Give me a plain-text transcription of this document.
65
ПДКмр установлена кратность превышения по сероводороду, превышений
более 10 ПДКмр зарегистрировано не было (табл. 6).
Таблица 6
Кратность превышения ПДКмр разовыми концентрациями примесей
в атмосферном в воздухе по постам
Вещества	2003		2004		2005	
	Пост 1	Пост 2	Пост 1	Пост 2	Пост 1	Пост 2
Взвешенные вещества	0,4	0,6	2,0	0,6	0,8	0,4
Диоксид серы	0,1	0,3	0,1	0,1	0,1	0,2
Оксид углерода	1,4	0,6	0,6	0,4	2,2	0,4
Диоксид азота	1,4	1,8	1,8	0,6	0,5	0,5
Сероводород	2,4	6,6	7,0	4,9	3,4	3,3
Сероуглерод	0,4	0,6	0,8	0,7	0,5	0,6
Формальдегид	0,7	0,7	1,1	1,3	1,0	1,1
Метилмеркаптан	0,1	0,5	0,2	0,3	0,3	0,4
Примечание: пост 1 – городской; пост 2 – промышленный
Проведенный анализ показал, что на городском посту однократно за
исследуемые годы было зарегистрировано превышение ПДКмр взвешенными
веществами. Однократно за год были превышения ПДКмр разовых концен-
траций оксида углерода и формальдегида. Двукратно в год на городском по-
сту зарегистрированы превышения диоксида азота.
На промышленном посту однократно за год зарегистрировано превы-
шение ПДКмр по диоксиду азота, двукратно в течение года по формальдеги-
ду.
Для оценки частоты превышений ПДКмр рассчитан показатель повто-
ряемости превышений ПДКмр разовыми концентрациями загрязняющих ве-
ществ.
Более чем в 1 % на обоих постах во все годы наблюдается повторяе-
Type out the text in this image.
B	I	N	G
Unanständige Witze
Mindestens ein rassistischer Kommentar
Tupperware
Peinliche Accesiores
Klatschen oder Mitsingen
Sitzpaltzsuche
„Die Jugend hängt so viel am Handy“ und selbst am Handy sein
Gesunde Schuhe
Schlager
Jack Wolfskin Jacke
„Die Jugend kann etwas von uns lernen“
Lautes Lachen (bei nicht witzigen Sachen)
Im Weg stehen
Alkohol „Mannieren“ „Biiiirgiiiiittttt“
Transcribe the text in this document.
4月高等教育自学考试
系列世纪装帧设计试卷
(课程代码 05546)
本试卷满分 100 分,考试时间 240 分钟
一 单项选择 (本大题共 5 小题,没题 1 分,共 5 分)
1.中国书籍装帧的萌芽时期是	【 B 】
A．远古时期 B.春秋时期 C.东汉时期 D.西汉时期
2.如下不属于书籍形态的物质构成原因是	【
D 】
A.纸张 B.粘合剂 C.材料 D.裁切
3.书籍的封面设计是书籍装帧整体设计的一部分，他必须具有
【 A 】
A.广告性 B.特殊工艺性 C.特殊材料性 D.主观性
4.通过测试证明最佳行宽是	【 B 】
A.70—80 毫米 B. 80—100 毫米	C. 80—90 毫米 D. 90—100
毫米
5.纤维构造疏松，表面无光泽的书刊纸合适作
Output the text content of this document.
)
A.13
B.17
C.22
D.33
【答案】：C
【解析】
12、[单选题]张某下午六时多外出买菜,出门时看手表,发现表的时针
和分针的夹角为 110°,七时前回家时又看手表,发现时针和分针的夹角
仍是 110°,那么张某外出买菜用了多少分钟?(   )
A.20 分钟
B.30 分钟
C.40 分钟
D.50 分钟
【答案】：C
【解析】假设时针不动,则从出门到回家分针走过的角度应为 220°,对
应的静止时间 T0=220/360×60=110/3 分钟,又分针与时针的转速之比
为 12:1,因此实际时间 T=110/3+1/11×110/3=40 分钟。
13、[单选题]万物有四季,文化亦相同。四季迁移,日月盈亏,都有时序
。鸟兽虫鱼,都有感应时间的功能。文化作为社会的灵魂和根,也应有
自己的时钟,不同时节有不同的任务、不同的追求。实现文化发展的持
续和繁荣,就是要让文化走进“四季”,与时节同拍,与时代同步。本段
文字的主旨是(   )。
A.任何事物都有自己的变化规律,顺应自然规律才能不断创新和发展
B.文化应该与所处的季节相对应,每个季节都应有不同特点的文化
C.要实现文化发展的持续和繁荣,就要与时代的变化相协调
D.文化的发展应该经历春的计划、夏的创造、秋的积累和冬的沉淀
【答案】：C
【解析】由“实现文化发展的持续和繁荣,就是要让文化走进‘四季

■ Given instruction: Take the entries and copy them out exactly.

■ Reply to the exercise:
Give me a plain-text transcription of this document.
65
ПДКмр установлена кратность превышения по сероводороду, превышений
более 10 ПДКмр зарегистрировано не было (табл. 6).
Таблица 6
Кратность превышения ПДКмр разовыми концентрациями примесей
в атмосферном в воздухе по постам
Вещества	2003		2004		2005	
	Пост 1	Пост 2	Пост 1	Пост 2	Пост 1	Пост 2
Взвешенные вещества	0,4	0,6	2,0	0,6	0,8	0,4
Диоксид серы	0,1	0,3	0,1	0,1	0,1	0,2
Оксид углерода	1,4	0,6	0,6	0,4	2,2	0,4
Диоксид азота	1,4	1,8	1,8	0,6	0,5	0,5
Сероводород	2,4	6,6	7,0	4,9	3,4	3,3
Сероуглерод	0,4	0,6	0,8	0,7	0,5	0,6
Формальдегид	0,7	0,7	1,1	1,3	1,0	1,1
Метилмеркаптан	0,1	0,5	0,2	0,3	0,3	0,4
Примечание: пост 1 – городской; пост 2 – промышленный
Проведенный анализ показал, что на городском посту однократно за
исследуемые годы было зарегистрировано превышение ПДКмр взвешенными
веществами. Однократно за год были превышения ПДКмр разовых концен-
траций оксида углерода и формальдегида. Двукратно в год на городском по-
сту зарегистрированы превышения диоксида азота.
На промышленном посту однократно за год зарегистрировано превы-
шение ПДКмр по диоксиду азота, двукратно в течение года по формальдеги-
ду.
Для оценки частоты превышений ПДКмр рассчитан показатель повто-
ряемости превышений ПДКмр разовыми концентрациями загрязняющих ве-
ществ.
Более чем в 1 % на обоих постах во все годы наблюдается повторяе-
Type out the text in this image.
B	I	N	G
Unanständige Witze
Mindestens ein rassistischer Kommentar
Tupperware
Peinliche Accesiores
Klatschen oder Mitsingen
Sitzpaltzsuche
„Die Jugend hängt so viel am Handy“ und selbst am Handy sein
Gesunde Schuhe
Schlager
Jack Wolfskin Jacke
„Die Jugend kann etwas von uns lernen“
Lautes Lachen (bei nicht witzigen Sachen)
Im Weg stehen
Alkohol „Mannieren“ „Biiiirgiiiiittttt“
Transcribe the text in this document.
4月高等教育自学考试
系列世纪装帧设计试卷
(课程代码 05546)
本试卷满分 100 分,考试时间 240 分钟
一 单项选择 (本大题共 5 小题,没题 1 分,共 5 分)
1.中国书籍装帧的萌芽时期是	【 B 】
A．远古时期 B.春秋时期 C.东汉时期 D.西汉时期
2.如下不属于书籍形态的物质构成原因是	【
D 】
A.纸张 B.粘合剂 C.材料 D.裁切
3.书籍的封面设计是书籍装帧整体设计的一部分，他必须具有
【 A 】
A.广告性 B.特殊工艺性 C.特殊材料性 D.主观性
4.通过测试证明最佳行宽是	【 B 】
A.70—80 毫米 B. 80—100 毫米	C. 80—90 毫米 D. 90—100
毫米
5.纤维构造疏松，表面无光泽的书刊纸合适作
Output the text content of this document.
)
A.13
B.17
C.22
D.33
【答案】：C
【解析】
12、[单选题]张某下午六时多外出买菜,出门时看手表,发现表的时针
和分针的夹角为 110°,七时前回家时又看手表,发现时针和分针的夹角
仍是 110°,那么张某外出买菜用了多少分钟?(   )
A.20 分钟
B.30 分钟
C.40 分钟
D.50 分钟
【答案】：C
【解析】假设时针不动,则从出门到回家分针走过的角度应为 220°,对
应的静止时间 T0=220/360×60=110/3 分钟,又分针与时针的转速之比
为 12:1,因此实际时间 T=110/3+1/11×110/3=40 分钟。
13、[单选题]万物有四季,文化亦相同。四季迁移,日月盈亏,都有时序
。鸟兽虫鱼,都有感应时间的功能。文化作为社会的灵魂和根,也应有
自己的时钟,不同时节有不同的任务、不同的追求。实现文化发展的持
续和繁荣,就是要让文化走进“四季”,与时节同拍,与时代同步。本段
文字的主旨是(   )。
A.任何事物都有自己的变化规律,顺应自然规律才能不断创新和发展
B.文化应该与所处的季节相对应,每个季节都应有不同特点的文化
C.要实现文化发展的持续和繁荣,就要与时代的变化相协调
D.文化的发展应该经历春的计划、夏的创造、秋的积累和冬的沉淀
【答案】：C
【解析】由“实现文化发展的持续和繁荣,就是要让文化走进‘四季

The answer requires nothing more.